From the material below, list every line containing "JSON".

***** Supplied entries *****

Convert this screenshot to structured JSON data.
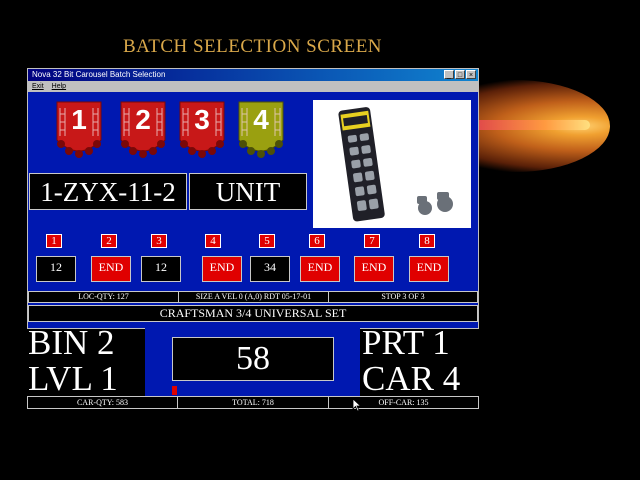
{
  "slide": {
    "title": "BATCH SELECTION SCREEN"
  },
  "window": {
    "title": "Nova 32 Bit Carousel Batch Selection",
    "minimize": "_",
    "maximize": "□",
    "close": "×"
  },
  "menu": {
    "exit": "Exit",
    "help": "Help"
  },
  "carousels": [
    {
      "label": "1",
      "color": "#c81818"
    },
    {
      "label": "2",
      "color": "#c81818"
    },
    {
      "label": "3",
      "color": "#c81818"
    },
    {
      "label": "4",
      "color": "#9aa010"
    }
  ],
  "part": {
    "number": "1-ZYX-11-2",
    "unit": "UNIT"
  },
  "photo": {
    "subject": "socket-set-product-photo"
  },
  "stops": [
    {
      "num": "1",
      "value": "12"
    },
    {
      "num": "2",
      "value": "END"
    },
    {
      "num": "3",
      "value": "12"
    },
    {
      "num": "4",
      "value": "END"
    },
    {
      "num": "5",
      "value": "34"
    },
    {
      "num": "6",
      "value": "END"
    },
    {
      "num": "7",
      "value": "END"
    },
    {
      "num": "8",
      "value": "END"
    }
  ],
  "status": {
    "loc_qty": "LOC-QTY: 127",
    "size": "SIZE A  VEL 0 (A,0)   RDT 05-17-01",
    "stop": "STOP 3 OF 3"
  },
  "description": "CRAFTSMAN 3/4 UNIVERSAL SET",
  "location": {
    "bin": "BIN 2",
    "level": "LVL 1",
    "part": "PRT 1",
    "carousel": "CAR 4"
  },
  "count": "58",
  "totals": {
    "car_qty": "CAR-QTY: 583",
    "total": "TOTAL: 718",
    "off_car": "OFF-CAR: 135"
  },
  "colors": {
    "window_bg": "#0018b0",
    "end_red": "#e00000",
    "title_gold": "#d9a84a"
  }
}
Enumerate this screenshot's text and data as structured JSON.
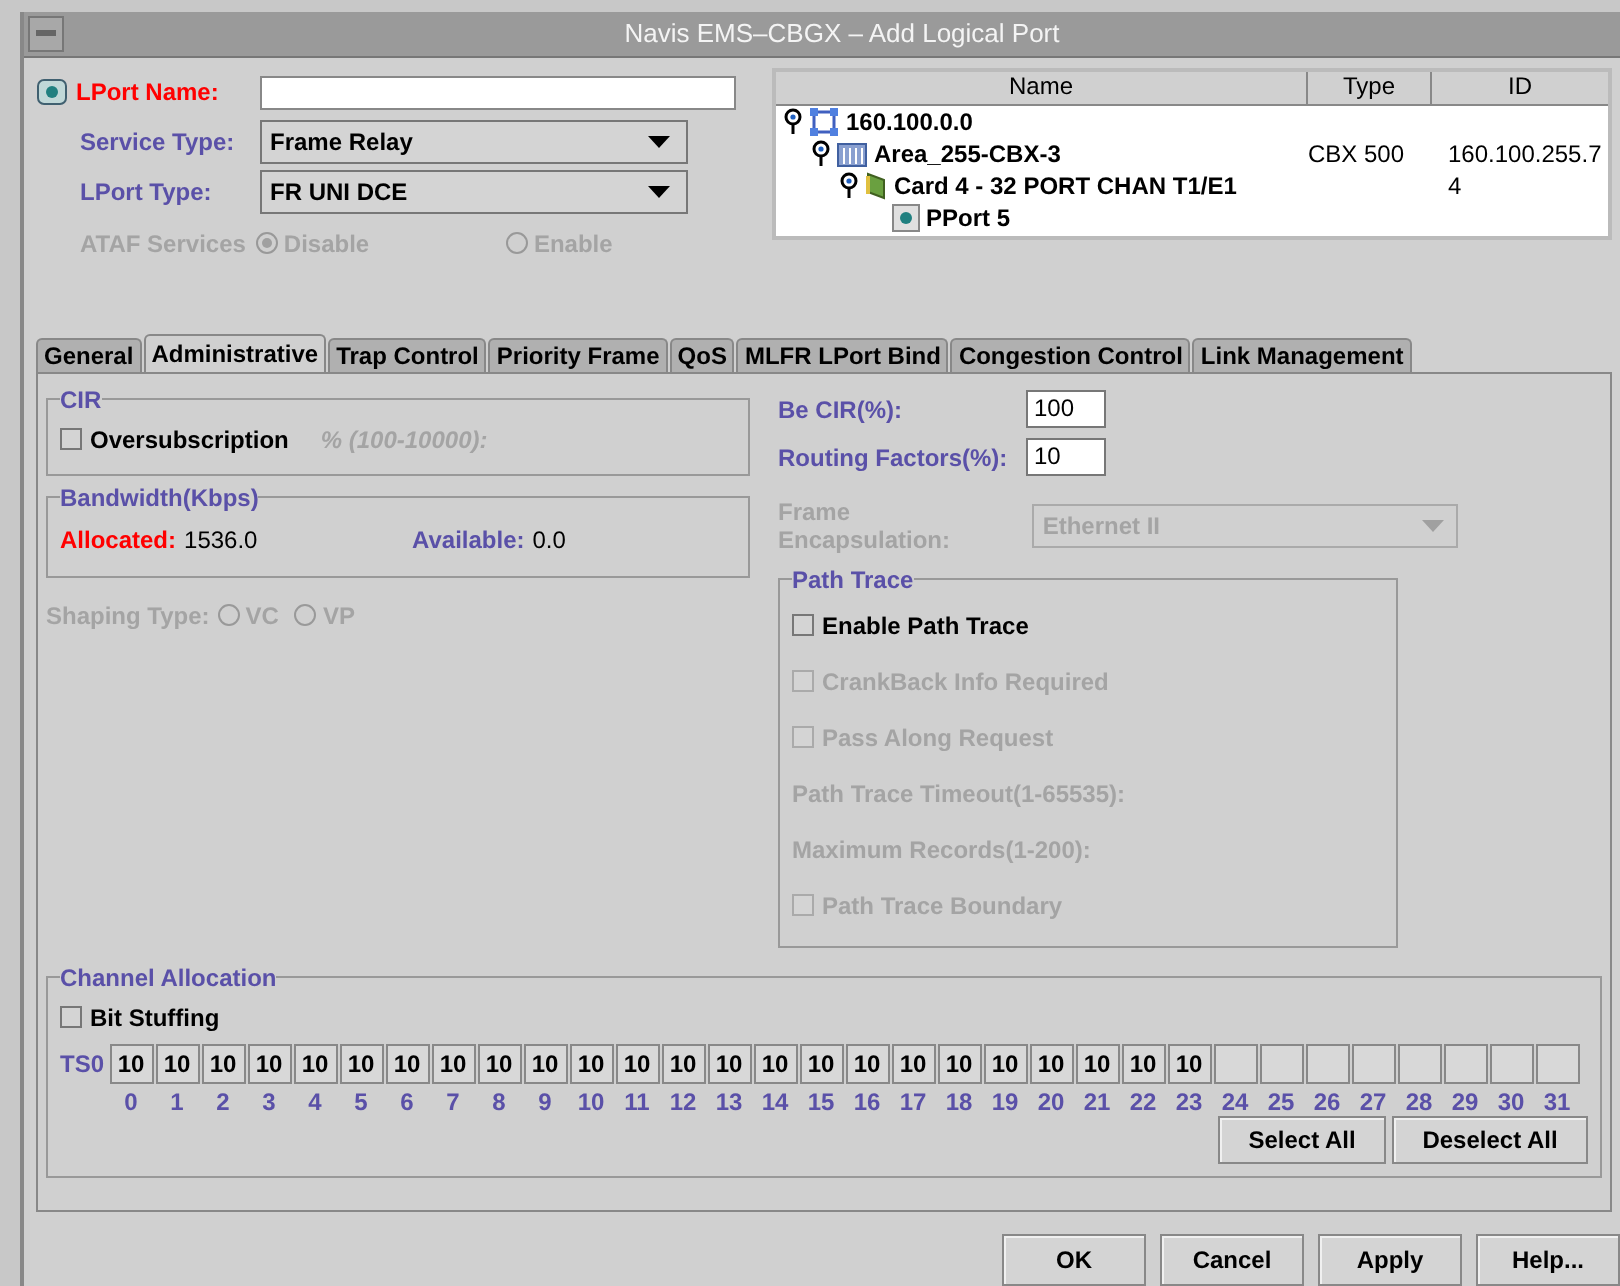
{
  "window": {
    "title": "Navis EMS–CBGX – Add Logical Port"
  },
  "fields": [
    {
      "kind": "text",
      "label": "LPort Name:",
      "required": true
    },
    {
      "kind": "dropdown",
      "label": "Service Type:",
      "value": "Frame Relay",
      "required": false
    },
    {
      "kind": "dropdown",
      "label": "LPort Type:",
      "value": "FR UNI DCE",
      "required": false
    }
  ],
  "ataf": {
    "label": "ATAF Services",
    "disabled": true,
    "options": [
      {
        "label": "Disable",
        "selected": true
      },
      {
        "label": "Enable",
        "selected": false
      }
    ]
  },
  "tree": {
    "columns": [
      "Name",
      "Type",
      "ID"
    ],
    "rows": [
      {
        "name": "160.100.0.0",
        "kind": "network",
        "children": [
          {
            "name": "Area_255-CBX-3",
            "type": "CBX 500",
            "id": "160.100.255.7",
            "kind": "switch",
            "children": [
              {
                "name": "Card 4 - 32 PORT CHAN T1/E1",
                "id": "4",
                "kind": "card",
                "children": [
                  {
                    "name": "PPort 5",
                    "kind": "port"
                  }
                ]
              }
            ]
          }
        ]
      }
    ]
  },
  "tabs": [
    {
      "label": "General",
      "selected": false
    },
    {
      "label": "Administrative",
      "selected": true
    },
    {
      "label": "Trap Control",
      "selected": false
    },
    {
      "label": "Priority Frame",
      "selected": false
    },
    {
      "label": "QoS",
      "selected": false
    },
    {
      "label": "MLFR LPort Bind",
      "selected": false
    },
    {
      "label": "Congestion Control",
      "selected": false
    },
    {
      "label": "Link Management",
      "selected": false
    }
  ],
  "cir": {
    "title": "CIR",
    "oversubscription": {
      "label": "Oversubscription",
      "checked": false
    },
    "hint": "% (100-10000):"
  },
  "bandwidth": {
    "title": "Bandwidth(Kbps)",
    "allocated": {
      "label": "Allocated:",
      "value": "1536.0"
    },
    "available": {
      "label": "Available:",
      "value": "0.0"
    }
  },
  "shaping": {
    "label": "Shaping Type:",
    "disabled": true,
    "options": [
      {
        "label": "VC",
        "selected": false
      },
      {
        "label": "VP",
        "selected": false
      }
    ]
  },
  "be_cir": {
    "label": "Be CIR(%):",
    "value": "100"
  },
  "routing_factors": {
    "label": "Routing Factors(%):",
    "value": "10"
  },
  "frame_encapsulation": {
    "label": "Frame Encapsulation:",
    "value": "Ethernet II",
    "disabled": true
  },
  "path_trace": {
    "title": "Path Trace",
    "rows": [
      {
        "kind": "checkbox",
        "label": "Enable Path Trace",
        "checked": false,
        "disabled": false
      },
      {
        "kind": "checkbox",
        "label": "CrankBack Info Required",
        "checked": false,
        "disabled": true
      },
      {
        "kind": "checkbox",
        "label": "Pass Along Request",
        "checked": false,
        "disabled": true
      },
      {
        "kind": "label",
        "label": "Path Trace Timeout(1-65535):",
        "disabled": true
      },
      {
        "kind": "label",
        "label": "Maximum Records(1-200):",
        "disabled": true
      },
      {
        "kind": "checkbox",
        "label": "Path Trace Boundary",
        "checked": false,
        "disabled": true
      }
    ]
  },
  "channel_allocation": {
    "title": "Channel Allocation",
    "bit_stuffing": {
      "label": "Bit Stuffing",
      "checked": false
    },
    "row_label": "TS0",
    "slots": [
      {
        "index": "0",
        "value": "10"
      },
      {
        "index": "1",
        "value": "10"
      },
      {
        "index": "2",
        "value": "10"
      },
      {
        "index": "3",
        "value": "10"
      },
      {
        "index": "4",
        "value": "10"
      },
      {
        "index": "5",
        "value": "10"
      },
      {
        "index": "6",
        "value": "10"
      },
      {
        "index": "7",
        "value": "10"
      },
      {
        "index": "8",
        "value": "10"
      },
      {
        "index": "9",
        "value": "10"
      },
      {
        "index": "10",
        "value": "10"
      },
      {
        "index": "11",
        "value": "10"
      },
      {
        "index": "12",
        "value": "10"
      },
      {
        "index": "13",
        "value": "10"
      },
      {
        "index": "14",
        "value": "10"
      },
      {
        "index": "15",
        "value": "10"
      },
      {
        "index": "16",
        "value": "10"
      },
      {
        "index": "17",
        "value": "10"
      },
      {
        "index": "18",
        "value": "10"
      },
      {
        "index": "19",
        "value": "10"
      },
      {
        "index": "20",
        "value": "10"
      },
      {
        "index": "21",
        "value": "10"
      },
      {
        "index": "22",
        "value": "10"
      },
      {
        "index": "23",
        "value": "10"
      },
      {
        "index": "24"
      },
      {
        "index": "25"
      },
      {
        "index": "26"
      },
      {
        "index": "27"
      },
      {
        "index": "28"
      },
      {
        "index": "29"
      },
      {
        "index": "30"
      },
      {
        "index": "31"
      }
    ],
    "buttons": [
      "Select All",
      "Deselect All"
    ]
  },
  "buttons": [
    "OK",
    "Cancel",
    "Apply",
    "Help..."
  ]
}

*****

Problem solution:
Convert this screenshot to structured JSON data.
Enumerate this screenshot's text and data as structured JSON.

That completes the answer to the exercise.